Task brief =
Transcribe each line of the records below exactly, excluding any embedded images.

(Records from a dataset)
========

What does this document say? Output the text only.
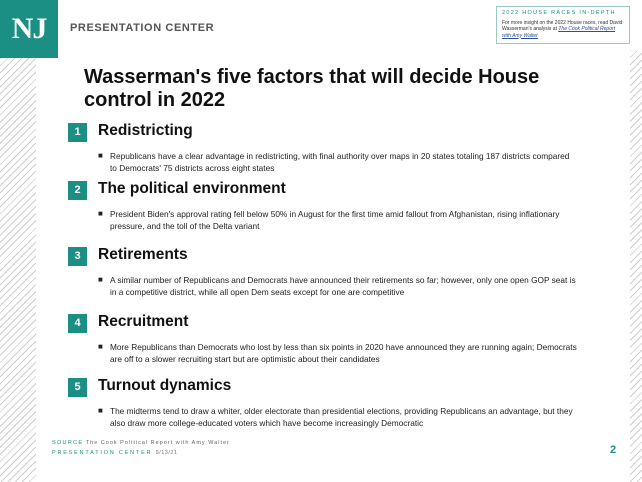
NJ	PRESENTATION CENTER
2022 HOUSE RACES IN-DEPTH
For more insight on the 2022 House races, read David Wasserman's analysis at The Cook Political Report with Amy Walter
Wasserman's five factors that will decide House control in 2022
1	Redistricting
■ Republicans have a clear advantage in redistricting, with final authority over maps in 20 states totaling 187 districts compared to Democrats' 75 districts across eight states
2	The political environment
■ President Biden's approval rating fell below 50% in August for the first time amid fallout from Afghanistan, rising inflationary pressure, and the toll of the Delta variant
3	Retirements
■ A similar number of Republicans and Democrats have announced their retirements so far; however, only one open GOP seat is in a competitive district, while all open Dem seats except for one are competitive
4	Recruitment
■ More Republicans than Democrats who lost by less than six points in 2020 have announced they are running again; Democrats are off to a slower recruiting start but are optimistic about their candidates
5	Turnout dynamics
■ The midterms tend to draw a whiter, older electorate than presidential elections, providing Republicans an advantage, but they also draw more college-educated voters which have become increasingly Democratic
SOURCE The Cook Political Report with Amy Walter
PRESENTATION CENTER 9/13/21	2
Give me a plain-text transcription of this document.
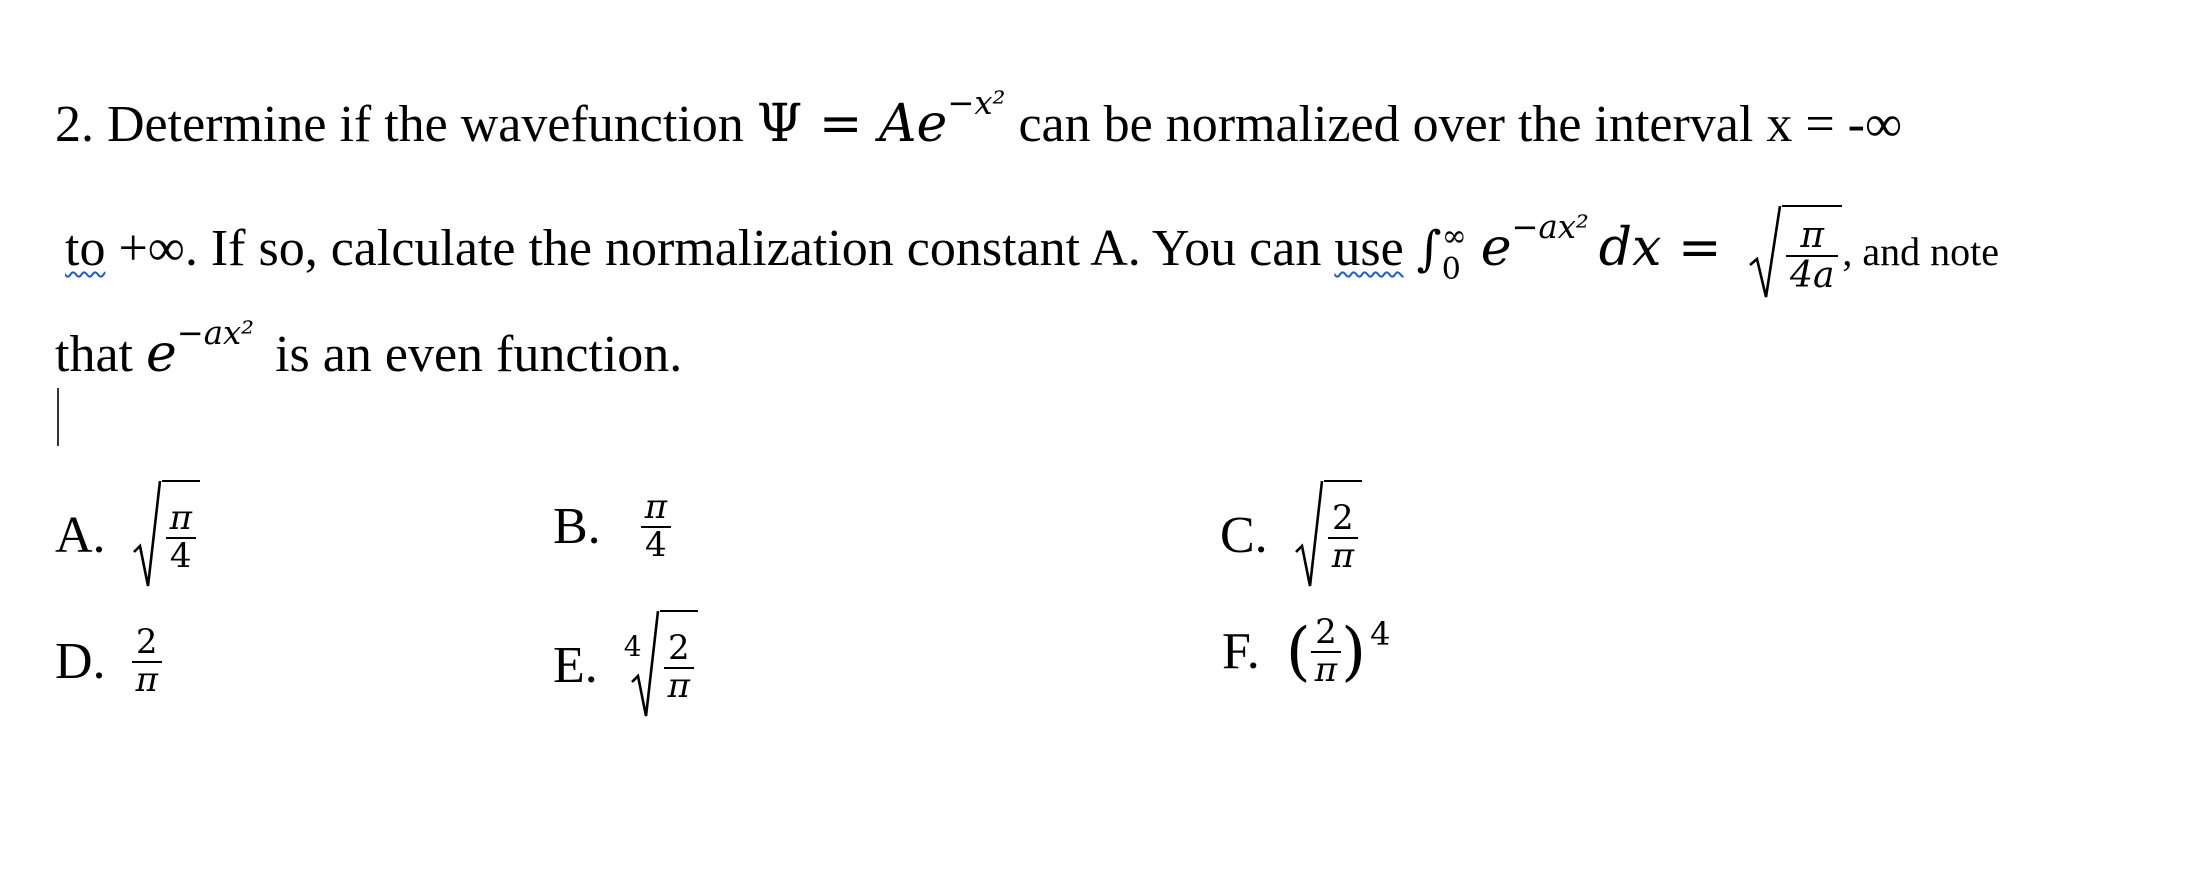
2. Determine if the wavefunction $\Psi = Ae^{-x^2}$ can be normalized over the interval x = -∞
to +∞. If so, calculate the normalization constant A. You can use ∫ ∞
0 $e^{-ax^2}$ dx = $\frac{\pi}{4a}$ , and note
that $e^{-ax^2}$ is an even function.
A. $\frac{\pi}{4}$	B. $\frac{\pi}{4}$	C. $\frac{2}{\pi}$
D. $\frac{2}{\pi}$	E. $4 \frac{2}{\pi}$	F. ( $\frac{2}{\pi}$ ) 4
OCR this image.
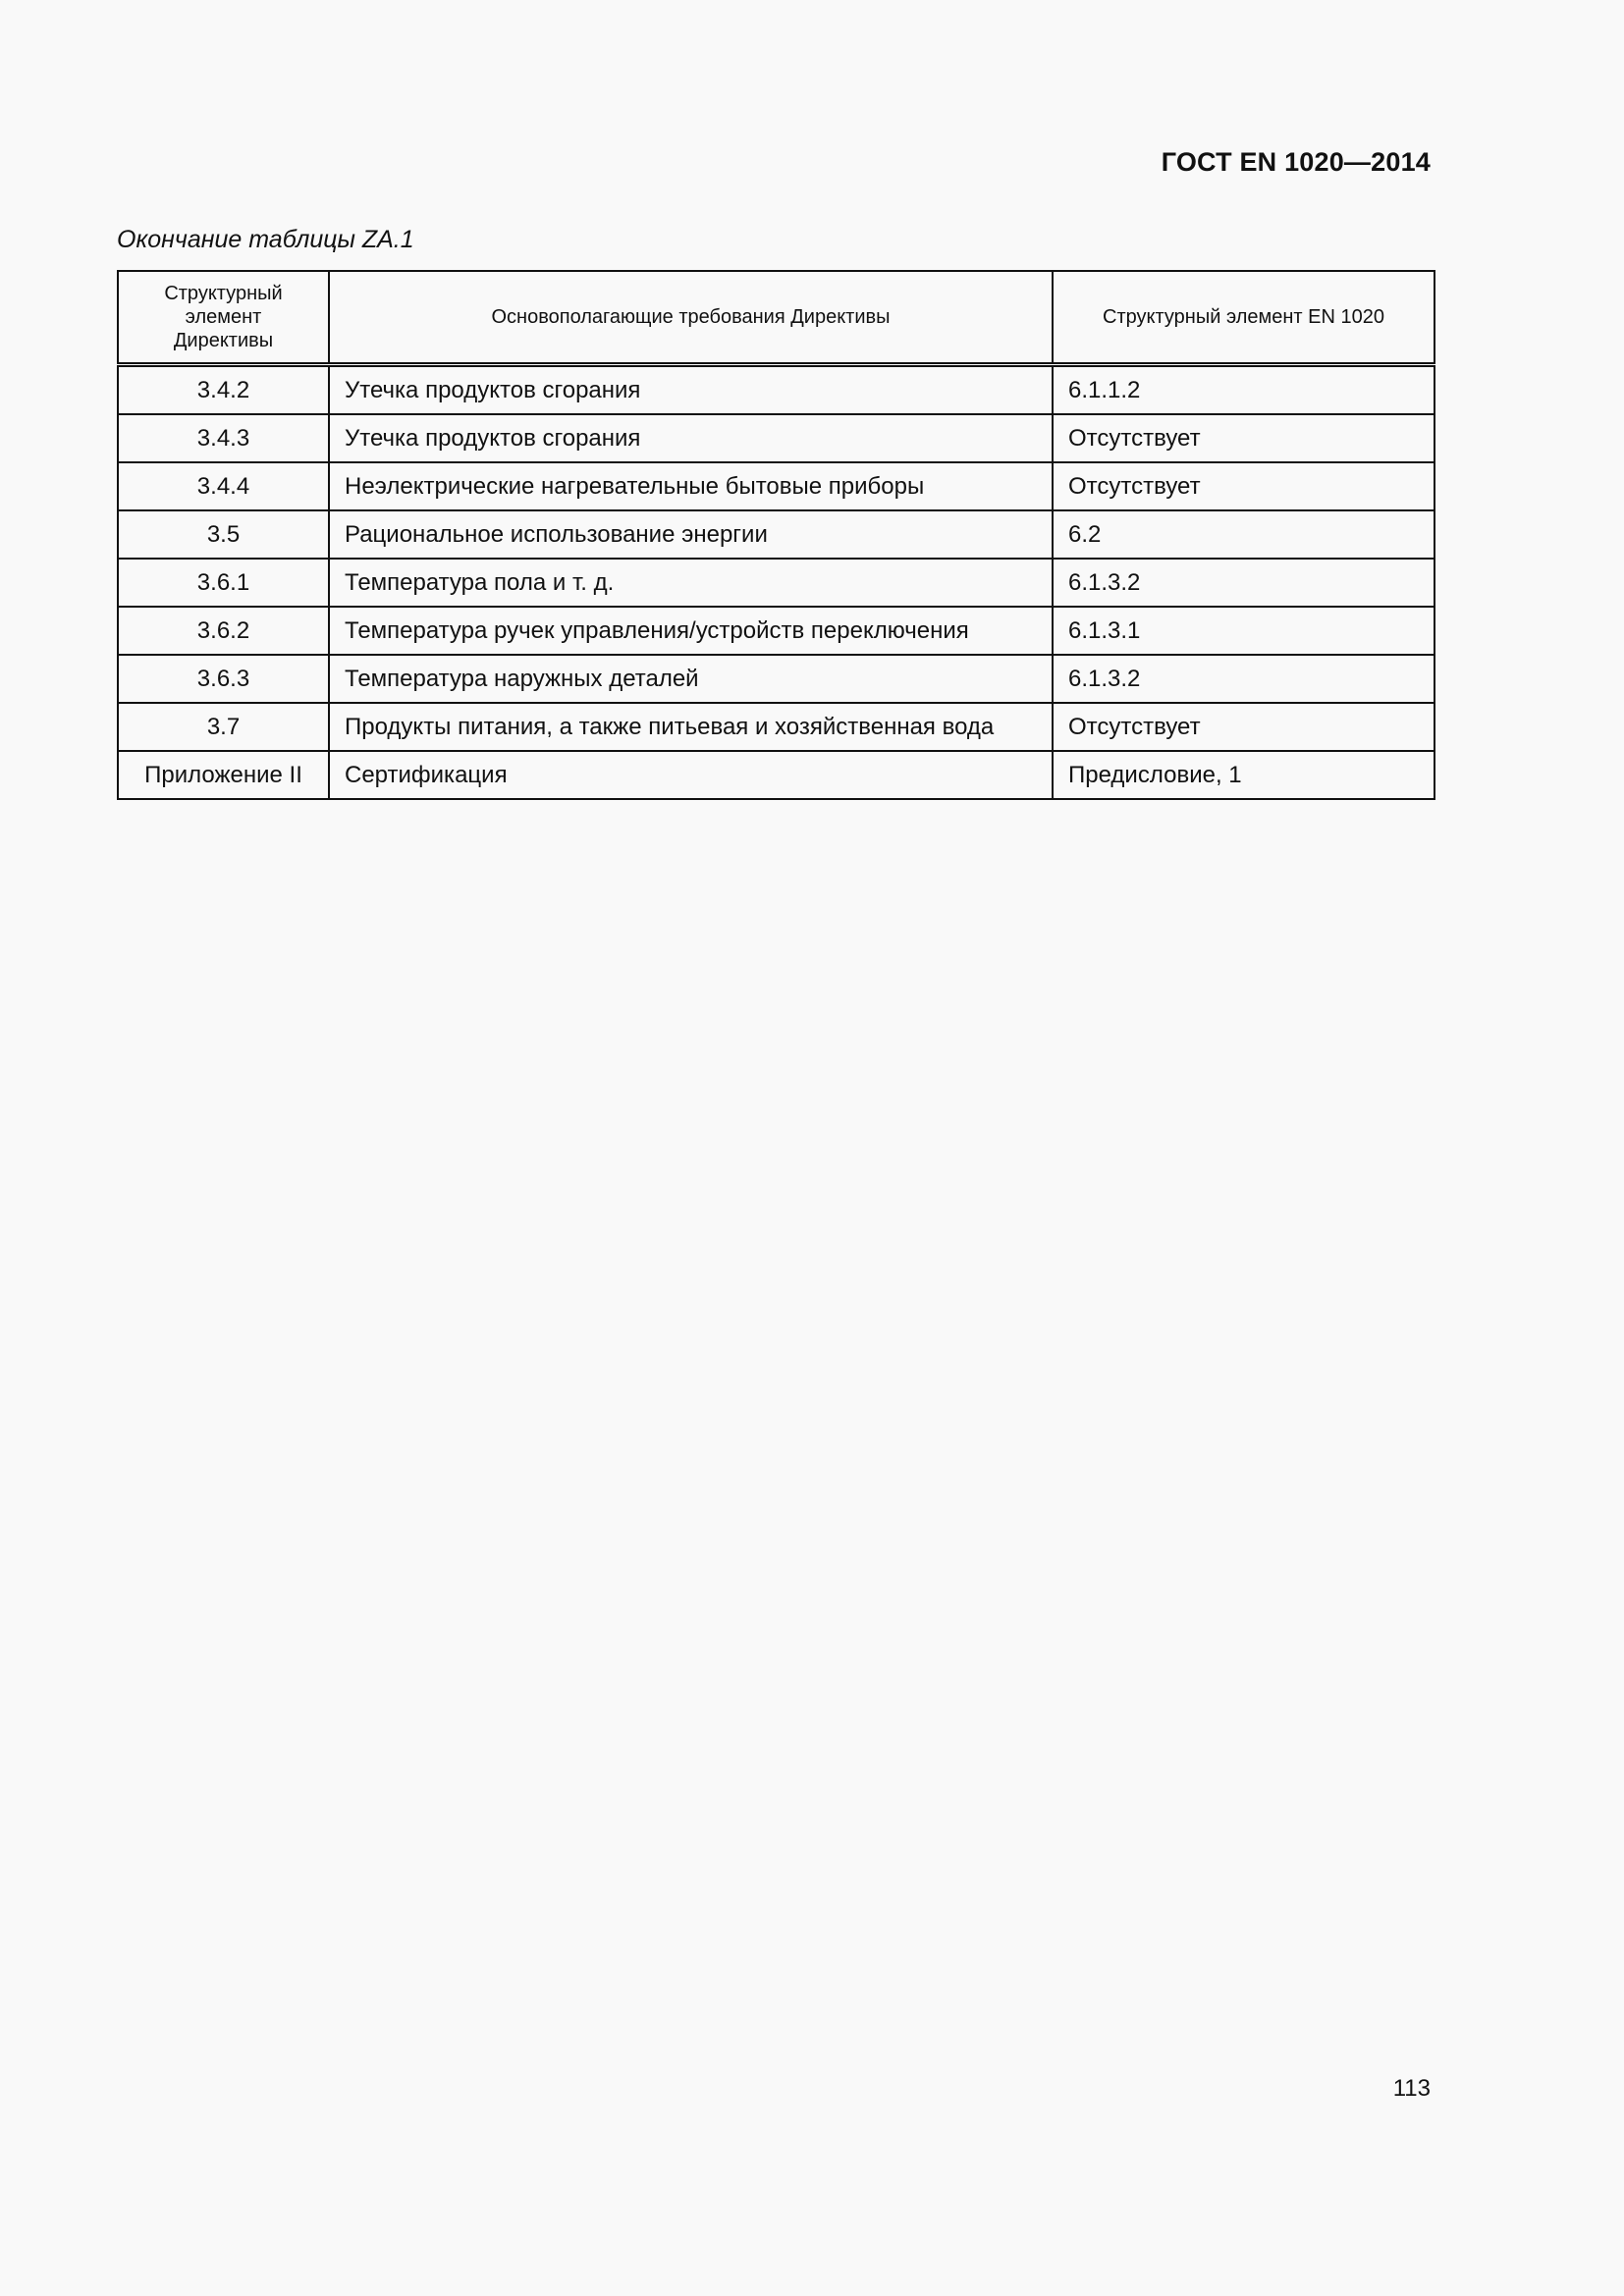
ГОСТ EN 1020—2014
Окончание таблицы ZA.1
Структурный элемент Директивы	Основополагающие требования Директивы	Структурный элемент EN 1020
3.4.2	Утечка продуктов сгорания	6.1.1.2
3.4.3	Утечка продуктов сгорания	Отсутствует
3.4.4	Неэлектрические нагревательные бытовые приборы	Отсутствует
3.5	Рациональное использование энергии	6.2
3.6.1	Температура пола и т. д.	6.1.3.2
3.6.2	Температура ручек управления/устройств переключения	6.1.3.1
3.6.3	Температура наружных деталей	6.1.3.2
3.7	Продукты питания, а также питьевая и хозяйственная вода	Отсутствует
Приложение II	Сертификация	Предисловие, 1
113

========

Solution for this task =
What does this document say? Output the text only.
NJ	PRESENTATION CENTER
2022 HOUSE RACES IN-DEPTH
For more insight on the 2022 House races, read David Wasserman's analysis at The Cook Political Report with Amy Walter
Wasserman's five factors that will decide House control in 2022
1	Redistricting
■ Republicans have a clear advantage in redistricting, with final authority over maps in 20 states totaling 187 districts compared to Democrats' 75 districts across eight states
2	The political environment
■ President Biden's approval rating fell below 50% in August for the first time amid fallout from Afghanistan, rising inflationary pressure, and the toll of the Delta variant
3	Retirements
■ A similar number of Republicans and Democrats have announced their retirements so far; however, only one open GOP seat is in a competitive district, while all open Dem seats except for one are competitive
4	Recruitment
■ More Republicans than Democrats who lost by less than six points in 2020 have announced they are running again; Democrats are off to a slower recruiting start but are optimistic about their candidates
5	Turnout dynamics
■ The midterms tend to draw a whiter, older electorate than presidential elections, providing Republicans an advantage, but they also draw more college-educated voters which have become increasingly Democratic
SOURCE The Cook Political Report with Amy Walter
PRESENTATION CENTER 9/13/21	2
Give me a plain-text transcription of this document.
2. Determine if the wavefunction $\Psi = Ae^{-x^2}$ can be normalized over the interval x = -∞
to +∞. If so, calculate the normalization constant A. You can use ∫ ∞
0 $e^{-ax^2}$ dx = $\frac{\pi}{4a}$ , and note
that $e^{-ax^2}$ is an even function.
A. $\frac{\pi}{4}$	B. $\frac{\pi}{4}$	C. $\frac{2}{\pi}$
D. $\frac{2}{\pi}$	E. $4 \frac{2}{\pi}$	F. ( $\frac{2}{\pi}$ ) 4
OCR this image.
ГОСТ EN 1020—2014
Окончание таблицы ZA.1
Структурный элемент Директивы	Основополагающие требования Директивы	Структурный элемент EN 1020
3.4.2	Утечка продуктов сгорания	6.1.1.2
3.4.3	Утечка продуктов сгорания	Отсутствует
3.4.4	Неэлектрические нагревательные бытовые приборы	Отсутствует
3.5	Рациональное использование энергии	6.2
3.6.1	Температура пола и т. д.	6.1.3.2
3.6.2	Температура ручек управления/устройств переключения	6.1.3.1
3.6.3	Температура наружных деталей	6.1.3.2
3.7	Продукты питания, а также питьевая и хозяйственная вода	Отсутствует
Приложение II	Сертификация	Предисловие, 1
113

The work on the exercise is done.